Records to use:
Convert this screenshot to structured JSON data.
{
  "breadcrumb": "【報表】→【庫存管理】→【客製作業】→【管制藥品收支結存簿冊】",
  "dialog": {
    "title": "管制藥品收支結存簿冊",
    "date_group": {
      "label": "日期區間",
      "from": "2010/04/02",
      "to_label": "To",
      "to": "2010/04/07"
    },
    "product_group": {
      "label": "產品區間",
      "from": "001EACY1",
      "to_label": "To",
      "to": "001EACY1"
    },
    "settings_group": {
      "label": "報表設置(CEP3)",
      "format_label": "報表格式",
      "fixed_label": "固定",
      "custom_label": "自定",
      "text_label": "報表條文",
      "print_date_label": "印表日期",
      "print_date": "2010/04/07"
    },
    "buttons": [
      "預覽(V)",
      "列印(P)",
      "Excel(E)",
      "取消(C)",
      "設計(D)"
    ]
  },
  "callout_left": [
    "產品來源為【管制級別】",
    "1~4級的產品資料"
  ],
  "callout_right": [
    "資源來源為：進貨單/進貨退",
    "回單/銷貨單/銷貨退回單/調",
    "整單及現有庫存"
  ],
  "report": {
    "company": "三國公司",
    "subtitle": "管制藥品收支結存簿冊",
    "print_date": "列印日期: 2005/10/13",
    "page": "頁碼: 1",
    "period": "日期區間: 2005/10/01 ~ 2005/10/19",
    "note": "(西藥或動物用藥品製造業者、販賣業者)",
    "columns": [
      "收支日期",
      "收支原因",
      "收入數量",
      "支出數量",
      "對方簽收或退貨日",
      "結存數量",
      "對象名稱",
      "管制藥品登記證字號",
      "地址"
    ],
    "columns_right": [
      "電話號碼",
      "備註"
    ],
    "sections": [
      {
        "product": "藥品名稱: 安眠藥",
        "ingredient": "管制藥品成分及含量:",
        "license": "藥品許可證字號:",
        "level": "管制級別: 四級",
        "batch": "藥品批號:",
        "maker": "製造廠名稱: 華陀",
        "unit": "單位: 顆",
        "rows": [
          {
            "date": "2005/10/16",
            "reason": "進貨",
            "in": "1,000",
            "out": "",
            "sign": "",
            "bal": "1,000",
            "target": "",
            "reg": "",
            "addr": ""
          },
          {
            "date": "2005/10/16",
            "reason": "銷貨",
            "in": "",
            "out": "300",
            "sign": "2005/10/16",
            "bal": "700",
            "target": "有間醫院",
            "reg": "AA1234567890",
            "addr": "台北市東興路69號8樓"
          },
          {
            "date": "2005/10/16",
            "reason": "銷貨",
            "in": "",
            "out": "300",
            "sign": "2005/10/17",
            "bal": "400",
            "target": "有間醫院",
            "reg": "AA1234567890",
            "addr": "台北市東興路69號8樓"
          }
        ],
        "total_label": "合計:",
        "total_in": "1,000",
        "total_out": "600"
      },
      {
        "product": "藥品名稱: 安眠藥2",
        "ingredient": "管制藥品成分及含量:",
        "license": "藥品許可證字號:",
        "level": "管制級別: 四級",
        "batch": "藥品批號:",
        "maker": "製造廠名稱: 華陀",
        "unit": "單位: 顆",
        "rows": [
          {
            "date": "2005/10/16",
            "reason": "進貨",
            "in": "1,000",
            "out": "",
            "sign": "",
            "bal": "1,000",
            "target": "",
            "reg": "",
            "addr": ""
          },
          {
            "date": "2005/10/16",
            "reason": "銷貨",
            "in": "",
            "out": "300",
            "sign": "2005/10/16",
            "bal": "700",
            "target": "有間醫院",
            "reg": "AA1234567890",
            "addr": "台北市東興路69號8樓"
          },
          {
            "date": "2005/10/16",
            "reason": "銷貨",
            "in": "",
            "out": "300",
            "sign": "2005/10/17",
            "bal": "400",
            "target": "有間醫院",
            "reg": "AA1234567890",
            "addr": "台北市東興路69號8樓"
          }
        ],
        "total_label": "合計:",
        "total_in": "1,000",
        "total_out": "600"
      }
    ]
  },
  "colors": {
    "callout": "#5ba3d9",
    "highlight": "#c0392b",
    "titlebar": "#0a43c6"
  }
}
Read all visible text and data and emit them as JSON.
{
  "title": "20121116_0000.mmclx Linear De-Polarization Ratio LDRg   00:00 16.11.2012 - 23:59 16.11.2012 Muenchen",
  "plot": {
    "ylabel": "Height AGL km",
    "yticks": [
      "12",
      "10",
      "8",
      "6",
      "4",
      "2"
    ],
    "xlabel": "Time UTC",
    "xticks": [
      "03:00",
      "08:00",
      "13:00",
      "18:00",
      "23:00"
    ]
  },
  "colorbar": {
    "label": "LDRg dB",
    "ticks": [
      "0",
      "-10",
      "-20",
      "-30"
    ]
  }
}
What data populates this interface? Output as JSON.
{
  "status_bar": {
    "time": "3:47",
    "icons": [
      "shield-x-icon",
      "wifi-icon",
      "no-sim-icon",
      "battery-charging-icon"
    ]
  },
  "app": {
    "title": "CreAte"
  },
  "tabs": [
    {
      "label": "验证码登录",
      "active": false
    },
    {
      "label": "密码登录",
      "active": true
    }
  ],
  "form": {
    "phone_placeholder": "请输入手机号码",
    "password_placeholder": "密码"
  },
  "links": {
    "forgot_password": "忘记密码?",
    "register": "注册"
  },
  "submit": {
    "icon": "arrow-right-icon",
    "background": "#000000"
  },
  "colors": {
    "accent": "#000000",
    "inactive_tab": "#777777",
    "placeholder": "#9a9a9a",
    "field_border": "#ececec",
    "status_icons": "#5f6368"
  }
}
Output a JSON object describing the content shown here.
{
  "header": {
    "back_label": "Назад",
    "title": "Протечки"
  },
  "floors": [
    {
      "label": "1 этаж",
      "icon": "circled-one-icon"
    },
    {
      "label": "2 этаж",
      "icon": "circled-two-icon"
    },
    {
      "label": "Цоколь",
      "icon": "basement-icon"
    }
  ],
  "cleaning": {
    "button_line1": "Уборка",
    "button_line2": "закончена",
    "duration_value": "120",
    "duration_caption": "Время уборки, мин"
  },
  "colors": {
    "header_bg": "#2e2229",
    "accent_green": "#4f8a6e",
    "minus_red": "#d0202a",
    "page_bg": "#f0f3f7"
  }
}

What is expected: Extract the whole listing, character for character.

Right answer:
Convert this screenshot to structured JSON data.
{
  "breadcrumb": "【報表】→【庫存管理】→【客製作業】→【管制藥品收支結存簿冊】",
  "dialog": {
    "title": "管制藥品收支結存簿冊",
    "date_group": {
      "label": "日期區間",
      "from": "2010/04/02",
      "to_label": "To",
      "to": "2010/04/07"
    },
    "product_group": {
      "label": "產品區間",
      "from": "001EACY1",
      "to_label": "To",
      "to": "001EACY1"
    },
    "settings_group": {
      "label": "報表設置(CEP3)",
      "format_label": "報表格式",
      "fixed_label": "固定",
      "custom_label": "自定",
      "text_label": "報表條文",
      "print_date_label": "印表日期",
      "print_date": "2010/04/07"
    },
    "buttons": [
      "預覽(V)",
      "列印(P)",
      "Excel(E)",
      "取消(C)",
      "設計(D)"
    ]
  },
  "callout_left": [
    "產品來源為【管制級別】",
    "1~4級的產品資料"
  ],
  "callout_right": [
    "資源來源為：進貨單/進貨退",
    "回單/銷貨單/銷貨退回單/調",
    "整單及現有庫存"
  ],
  "report": {
    "company": "三國公司",
    "subtitle": "管制藥品收支結存簿冊",
    "print_date": "列印日期: 2005/10/13",
    "page": "頁碼: 1",
    "period": "日期區間: 2005/10/01 ~ 2005/10/19",
    "note": "(西藥或動物用藥品製造業者、販賣業者)",
    "columns": [
      "收支日期",
      "收支原因",
      "收入數量",
      "支出數量",
      "對方簽收或退貨日",
      "結存數量",
      "對象名稱",
      "管制藥品登記證字號",
      "地址"
    ],
    "columns_right": [
      "電話號碼",
      "備註"
    ],
    "sections": [
      {
        "product": "藥品名稱: 安眠藥",
        "ingredient": "管制藥品成分及含量:",
        "license": "藥品許可證字號:",
        "level": "管制級別: 四級",
        "batch": "藥品批號:",
        "maker": "製造廠名稱: 華陀",
        "unit": "單位: 顆",
        "rows": [
          {
            "date": "2005/10/16",
            "reason": "進貨",
            "in": "1,000",
            "out": "",
            "sign": "",
            "bal": "1,000",
            "target": "",
            "reg": "",
            "addr": ""
          },
          {
            "date": "2005/10/16",
            "reason": "銷貨",
            "in": "",
            "out": "300",
            "sign": "2005/10/16",
            "bal": "700",
            "target": "有間醫院",
            "reg": "AA1234567890",
            "addr": "台北市東興路69號8樓"
          },
          {
            "date": "2005/10/16",
            "reason": "銷貨",
            "in": "",
            "out": "300",
            "sign": "2005/10/17",
            "bal": "400",
            "target": "有間醫院",
            "reg": "AA1234567890",
            "addr": "台北市東興路69號8樓"
          }
        ],
        "total_label": "合計:",
        "total_in": "1,000",
        "total_out": "600"
      },
      {
        "product": "藥品名稱: 安眠藥2",
        "ingredient": "管制藥品成分及含量:",
        "license": "藥品許可證字號:",
        "level": "管制級別: 四級",
        "batch": "藥品批號:",
        "maker": "製造廠名稱: 華陀",
        "unit": "單位: 顆",
        "rows": [
          {
            "date": "2005/10/16",
            "reason": "進貨",
            "in": "1,000",
            "out": "",
            "sign": "",
            "bal": "1,000",
            "target": "",
            "reg": "",
            "addr": ""
          },
          {
            "date": "2005/10/16",
            "reason": "銷貨",
            "in": "",
            "out": "300",
            "sign": "2005/10/16",
            "bal": "700",
            "target": "有間醫院",
            "reg": "AA1234567890",
            "addr": "台北市東興路69號8樓"
          },
          {
            "date": "2005/10/16",
            "reason": "銷貨",
            "in": "",
            "out": "300",
            "sign": "2005/10/17",
            "bal": "400",
            "target": "有間醫院",
            "reg": "AA1234567890",
            "addr": "台北市東興路69號8樓"
          }
        ],
        "total_label": "合計:",
        "total_in": "1,000",
        "total_out": "600"
      }
    ]
  },
  "colors": {
    "callout": "#5ba3d9",
    "highlight": "#c0392b",
    "titlebar": "#0a43c6"
  }
}
Read all visible text and data and emit them as JSON.
{
  "title": "20121116_0000.mmclx Linear De-Polarization Ratio LDRg   00:00 16.11.2012 - 23:59 16.11.2012 Muenchen",
  "plot": {
    "ylabel": "Height AGL km",
    "yticks": [
      "12",
      "10",
      "8",
      "6",
      "4",
      "2"
    ],
    "xlabel": "Time UTC",
    "xticks": [
      "03:00",
      "08:00",
      "13:00",
      "18:00",
      "23:00"
    ]
  },
  "colorbar": {
    "label": "LDRg dB",
    "ticks": [
      "0",
      "-10",
      "-20",
      "-30"
    ]
  }
}
What data populates this interface? Output as JSON.
{
  "status_bar": {
    "time": "3:47",
    "icons": [
      "shield-x-icon",
      "wifi-icon",
      "no-sim-icon",
      "battery-charging-icon"
    ]
  },
  "app": {
    "title": "CreAte"
  },
  "tabs": [
    {
      "label": "验证码登录",
      "active": false
    },
    {
      "label": "密码登录",
      "active": true
    }
  ],
  "form": {
    "phone_placeholder": "请输入手机号码",
    "password_placeholder": "密码"
  },
  "links": {
    "forgot_password": "忘记密码?",
    "register": "注册"
  },
  "submit": {
    "icon": "arrow-right-icon",
    "background": "#000000"
  },
  "colors": {
    "accent": "#000000",
    "inactive_tab": "#777777",
    "placeholder": "#9a9a9a",
    "field_border": "#ececec",
    "status_icons": "#5f6368"
  }
}
Output a JSON object describing the content shown here.
{
  "header": {
    "back_label": "Назад",
    "title": "Протечки"
  },
  "floors": [
    {
      "label": "1 этаж",
      "icon": "circled-one-icon"
    },
    {
      "label": "2 этаж",
      "icon": "circled-two-icon"
    },
    {
      "label": "Цоколь",
      "icon": "basement-icon"
    }
  ],
  "cleaning": {
    "button_line1": "Уборка",
    "button_line2": "закончена",
    "duration_value": "120",
    "duration_caption": "Время уборки, мин"
  },
  "colors": {
    "header_bg": "#2e2229",
    "accent_green": "#4f8a6e",
    "minus_red": "#d0202a",
    "page_bg": "#f0f3f7"
  }
}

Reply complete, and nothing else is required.